>> start
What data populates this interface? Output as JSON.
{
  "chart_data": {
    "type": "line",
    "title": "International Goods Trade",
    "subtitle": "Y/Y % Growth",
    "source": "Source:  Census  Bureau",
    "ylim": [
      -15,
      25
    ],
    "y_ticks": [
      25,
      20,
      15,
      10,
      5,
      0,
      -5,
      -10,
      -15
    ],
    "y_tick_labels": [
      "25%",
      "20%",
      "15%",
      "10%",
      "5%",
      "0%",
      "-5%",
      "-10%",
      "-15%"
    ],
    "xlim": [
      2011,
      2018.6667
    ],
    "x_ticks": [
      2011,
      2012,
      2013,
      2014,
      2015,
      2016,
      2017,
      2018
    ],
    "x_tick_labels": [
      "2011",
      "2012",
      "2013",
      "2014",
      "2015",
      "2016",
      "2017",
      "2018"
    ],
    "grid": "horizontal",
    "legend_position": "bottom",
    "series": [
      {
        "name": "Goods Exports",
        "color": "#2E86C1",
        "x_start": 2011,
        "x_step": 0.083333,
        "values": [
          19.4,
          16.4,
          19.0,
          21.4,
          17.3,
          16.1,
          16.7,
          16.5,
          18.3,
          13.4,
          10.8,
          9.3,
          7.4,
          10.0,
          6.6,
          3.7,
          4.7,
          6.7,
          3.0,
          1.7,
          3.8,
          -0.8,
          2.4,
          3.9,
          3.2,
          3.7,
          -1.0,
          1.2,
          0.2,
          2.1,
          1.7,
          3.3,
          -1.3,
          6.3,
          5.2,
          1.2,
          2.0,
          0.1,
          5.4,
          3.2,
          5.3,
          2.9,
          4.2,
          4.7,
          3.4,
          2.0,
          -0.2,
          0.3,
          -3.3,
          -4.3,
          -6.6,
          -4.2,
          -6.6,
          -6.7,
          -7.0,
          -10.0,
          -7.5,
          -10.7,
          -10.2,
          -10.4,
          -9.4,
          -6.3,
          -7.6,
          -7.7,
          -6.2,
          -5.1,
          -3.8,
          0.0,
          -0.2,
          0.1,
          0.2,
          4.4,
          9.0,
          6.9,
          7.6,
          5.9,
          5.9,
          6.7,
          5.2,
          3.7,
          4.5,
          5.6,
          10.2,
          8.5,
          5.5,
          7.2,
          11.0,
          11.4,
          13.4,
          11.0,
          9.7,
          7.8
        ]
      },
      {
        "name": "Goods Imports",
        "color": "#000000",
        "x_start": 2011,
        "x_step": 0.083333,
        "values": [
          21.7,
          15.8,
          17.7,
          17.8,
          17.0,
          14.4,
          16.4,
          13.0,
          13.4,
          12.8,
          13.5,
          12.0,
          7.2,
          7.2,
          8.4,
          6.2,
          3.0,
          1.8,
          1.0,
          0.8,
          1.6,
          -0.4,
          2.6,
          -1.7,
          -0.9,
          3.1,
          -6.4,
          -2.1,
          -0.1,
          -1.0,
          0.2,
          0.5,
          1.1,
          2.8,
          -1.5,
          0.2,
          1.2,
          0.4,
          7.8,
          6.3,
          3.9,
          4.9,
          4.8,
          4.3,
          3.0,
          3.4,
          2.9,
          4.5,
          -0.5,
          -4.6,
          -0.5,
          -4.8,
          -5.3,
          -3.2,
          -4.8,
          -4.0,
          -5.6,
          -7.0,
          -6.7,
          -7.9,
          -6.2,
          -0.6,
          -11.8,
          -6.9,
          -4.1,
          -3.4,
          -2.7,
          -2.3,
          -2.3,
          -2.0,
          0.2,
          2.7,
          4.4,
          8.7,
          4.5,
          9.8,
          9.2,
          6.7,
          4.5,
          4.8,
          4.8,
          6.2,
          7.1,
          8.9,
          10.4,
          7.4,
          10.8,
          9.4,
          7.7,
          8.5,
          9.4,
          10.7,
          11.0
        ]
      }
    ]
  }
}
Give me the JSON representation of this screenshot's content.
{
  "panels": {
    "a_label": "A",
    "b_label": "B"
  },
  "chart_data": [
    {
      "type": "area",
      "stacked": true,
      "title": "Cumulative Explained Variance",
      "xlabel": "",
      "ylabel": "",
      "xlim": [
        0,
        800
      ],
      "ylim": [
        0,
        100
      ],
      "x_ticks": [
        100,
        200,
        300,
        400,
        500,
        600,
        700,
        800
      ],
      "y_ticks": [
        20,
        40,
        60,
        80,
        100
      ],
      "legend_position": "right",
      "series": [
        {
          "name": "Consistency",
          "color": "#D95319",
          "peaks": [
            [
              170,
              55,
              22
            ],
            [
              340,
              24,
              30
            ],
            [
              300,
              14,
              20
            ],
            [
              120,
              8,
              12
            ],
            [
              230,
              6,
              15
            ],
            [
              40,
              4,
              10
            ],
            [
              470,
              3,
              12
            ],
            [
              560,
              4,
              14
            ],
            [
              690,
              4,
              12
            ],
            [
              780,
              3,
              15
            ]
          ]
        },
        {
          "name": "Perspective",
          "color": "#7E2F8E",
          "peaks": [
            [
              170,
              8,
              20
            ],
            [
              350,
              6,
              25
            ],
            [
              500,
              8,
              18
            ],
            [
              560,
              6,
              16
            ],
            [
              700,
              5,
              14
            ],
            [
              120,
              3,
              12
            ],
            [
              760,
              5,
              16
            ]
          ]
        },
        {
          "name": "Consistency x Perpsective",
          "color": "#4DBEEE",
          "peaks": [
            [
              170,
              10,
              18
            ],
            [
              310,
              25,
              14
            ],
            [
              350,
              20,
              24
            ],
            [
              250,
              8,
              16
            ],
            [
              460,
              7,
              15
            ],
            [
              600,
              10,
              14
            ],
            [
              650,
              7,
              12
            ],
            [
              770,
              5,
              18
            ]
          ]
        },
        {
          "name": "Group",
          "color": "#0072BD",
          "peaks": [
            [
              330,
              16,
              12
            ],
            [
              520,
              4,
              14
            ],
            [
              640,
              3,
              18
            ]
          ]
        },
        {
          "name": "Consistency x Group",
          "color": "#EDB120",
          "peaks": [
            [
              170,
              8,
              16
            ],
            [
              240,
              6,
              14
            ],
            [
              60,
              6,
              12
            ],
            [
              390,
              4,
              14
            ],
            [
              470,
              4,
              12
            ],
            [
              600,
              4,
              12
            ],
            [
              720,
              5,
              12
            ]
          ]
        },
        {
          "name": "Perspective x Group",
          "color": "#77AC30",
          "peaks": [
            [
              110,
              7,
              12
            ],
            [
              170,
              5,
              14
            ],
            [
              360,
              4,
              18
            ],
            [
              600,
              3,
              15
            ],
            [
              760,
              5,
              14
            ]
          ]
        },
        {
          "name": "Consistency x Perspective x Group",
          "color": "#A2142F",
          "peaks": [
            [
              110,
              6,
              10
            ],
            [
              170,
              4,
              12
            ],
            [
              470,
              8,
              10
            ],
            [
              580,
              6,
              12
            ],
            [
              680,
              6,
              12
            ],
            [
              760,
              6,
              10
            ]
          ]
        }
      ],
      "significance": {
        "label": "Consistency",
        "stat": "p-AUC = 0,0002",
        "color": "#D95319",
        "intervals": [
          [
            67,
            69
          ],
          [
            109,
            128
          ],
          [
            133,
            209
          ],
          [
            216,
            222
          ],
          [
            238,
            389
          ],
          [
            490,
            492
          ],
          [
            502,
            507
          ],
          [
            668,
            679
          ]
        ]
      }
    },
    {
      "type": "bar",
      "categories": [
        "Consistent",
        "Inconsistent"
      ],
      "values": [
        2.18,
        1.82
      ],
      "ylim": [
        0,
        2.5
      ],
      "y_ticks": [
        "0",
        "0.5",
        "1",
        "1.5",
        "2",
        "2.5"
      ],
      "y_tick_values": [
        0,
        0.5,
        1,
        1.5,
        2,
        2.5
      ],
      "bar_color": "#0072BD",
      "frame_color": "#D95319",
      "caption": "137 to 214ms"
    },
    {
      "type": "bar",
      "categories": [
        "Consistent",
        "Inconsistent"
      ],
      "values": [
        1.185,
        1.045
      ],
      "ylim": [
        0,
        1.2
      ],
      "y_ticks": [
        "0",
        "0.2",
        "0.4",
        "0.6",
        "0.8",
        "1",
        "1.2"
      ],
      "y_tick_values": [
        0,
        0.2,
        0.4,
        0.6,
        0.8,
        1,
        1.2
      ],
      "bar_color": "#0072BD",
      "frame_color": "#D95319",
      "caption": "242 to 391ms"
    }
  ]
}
>> end
## GOAL OF THE EXERCISE:
Which lines include the word "Perspective"? Copy every one of them.

## RESULT BELOW:
          "name": "Perspective",
          "name": "Perspective x Group",
          "name": "Consistency x Perspective x Group",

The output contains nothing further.